- _Data records_
────────

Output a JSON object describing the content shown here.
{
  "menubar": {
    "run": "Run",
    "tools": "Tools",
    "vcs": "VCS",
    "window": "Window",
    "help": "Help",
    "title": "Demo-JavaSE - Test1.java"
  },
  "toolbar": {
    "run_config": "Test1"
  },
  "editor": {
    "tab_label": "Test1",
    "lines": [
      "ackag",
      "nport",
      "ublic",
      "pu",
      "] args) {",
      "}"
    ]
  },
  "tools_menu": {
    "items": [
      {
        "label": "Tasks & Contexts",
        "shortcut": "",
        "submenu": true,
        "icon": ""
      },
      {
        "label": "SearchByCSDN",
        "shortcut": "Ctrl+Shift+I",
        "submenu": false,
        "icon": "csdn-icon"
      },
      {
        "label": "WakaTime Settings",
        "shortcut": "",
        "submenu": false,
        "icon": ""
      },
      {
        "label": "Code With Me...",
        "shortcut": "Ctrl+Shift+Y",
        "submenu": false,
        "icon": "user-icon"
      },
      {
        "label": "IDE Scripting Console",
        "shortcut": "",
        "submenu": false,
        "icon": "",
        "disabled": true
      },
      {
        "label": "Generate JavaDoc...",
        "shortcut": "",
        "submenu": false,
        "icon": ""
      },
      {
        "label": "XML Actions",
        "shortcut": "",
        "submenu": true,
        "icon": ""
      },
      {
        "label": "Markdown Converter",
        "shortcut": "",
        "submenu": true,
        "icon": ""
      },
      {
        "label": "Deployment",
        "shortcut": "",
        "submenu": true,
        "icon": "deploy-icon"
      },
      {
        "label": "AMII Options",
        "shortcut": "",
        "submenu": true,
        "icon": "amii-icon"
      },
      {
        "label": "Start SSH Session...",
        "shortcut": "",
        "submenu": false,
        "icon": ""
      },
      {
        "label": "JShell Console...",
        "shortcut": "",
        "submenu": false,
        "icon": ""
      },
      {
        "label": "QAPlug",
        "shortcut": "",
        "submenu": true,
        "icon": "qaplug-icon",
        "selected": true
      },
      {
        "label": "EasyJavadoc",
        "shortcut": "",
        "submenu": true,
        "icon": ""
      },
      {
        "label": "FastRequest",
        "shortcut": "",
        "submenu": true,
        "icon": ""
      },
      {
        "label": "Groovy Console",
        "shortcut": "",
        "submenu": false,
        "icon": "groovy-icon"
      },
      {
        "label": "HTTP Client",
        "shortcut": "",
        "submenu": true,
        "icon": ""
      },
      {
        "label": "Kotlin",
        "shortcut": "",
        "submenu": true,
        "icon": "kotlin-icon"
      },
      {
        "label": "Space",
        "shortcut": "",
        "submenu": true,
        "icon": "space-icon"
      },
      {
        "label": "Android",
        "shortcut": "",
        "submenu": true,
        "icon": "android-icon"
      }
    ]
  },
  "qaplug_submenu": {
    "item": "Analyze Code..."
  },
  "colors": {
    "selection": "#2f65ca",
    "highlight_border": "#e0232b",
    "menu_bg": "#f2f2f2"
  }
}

────────

- _WRITTEN REQUEST_
Print the listing above in full, exactly as it is.

- _RESULT OF THE EXERCISE_
Output a JSON object describing the content shown here.
{
  "menubar": {
    "run": "Run",
    "tools": "Tools",
    "vcs": "VCS",
    "window": "Window",
    "help": "Help",
    "title": "Demo-JavaSE - Test1.java"
  },
  "toolbar": {
    "run_config": "Test1"
  },
  "editor": {
    "tab_label": "Test1",
    "lines": [
      "ackag",
      "nport",
      "ublic",
      "pu",
      "] args) {",
      "}"
    ]
  },
  "tools_menu": {
    "items": [
      {
        "label": "Tasks & Contexts",
        "shortcut": "",
        "submenu": true,
        "icon": ""
      },
      {
        "label": "SearchByCSDN",
        "shortcut": "Ctrl+Shift+I",
        "submenu": false,
        "icon": "csdn-icon"
      },
      {
        "label": "WakaTime Settings",
        "shortcut": "",
        "submenu": false,
        "icon": ""
      },
      {
        "label": "Code With Me...",
        "shortcut": "Ctrl+Shift+Y",
        "submenu": false,
        "icon": "user-icon"
      },
      {
        "label": "IDE Scripting Console",
        "shortcut": "",
        "submenu": false,
        "icon": "",
        "disabled": true
      },
      {
        "label": "Generate JavaDoc...",
        "shortcut": "",
        "submenu": false,
        "icon": ""
      },
      {
        "label": "XML Actions",
        "shortcut": "",
        "submenu": true,
        "icon": ""
      },
      {
        "label": "Markdown Converter",
        "shortcut": "",
        "submenu": true,
        "icon": ""
      },
      {
        "label": "Deployment",
        "shortcut": "",
        "submenu": true,
        "icon": "deploy-icon"
      },
      {
        "label": "AMII Options",
        "shortcut": "",
        "submenu": true,
        "icon": "amii-icon"
      },
      {
        "label": "Start SSH Session...",
        "shortcut": "",
        "submenu": false,
        "icon": ""
      },
      {
        "label": "JShell Console...",
        "shortcut": "",
        "submenu": false,
        "icon": ""
      },
      {
        "label": "QAPlug",
        "shortcut": "",
        "submenu": true,
        "icon": "qaplug-icon",
        "selected": true
      },
      {
        "label": "EasyJavadoc",
        "shortcut": "",
        "submenu": true,
        "icon": ""
      },
      {
        "label": "FastRequest",
        "shortcut": "",
        "submenu": true,
        "icon": ""
      },
      {
        "label": "Groovy Console",
        "shortcut": "",
        "submenu": false,
        "icon": "groovy-icon"
      },
      {
        "label": "HTTP Client",
        "shortcut": "",
        "submenu": true,
        "icon": ""
      },
      {
        "label": "Kotlin",
        "shortcut": "",
        "submenu": true,
        "icon": "kotlin-icon"
      },
      {
        "label": "Space",
        "shortcut": "",
        "submenu": true,
        "icon": "space-icon"
      },
      {
        "label": "Android",
        "shortcut": "",
        "submenu": true,
        "icon": "android-icon"
      }
    ]
  },
  "qaplug_submenu": {
    "item": "Analyze Code..."
  },
  "colors": {
    "selection": "#2f65ca",
    "highlight_border": "#e0232b",
    "menu_bg": "#f2f2f2"
  }
}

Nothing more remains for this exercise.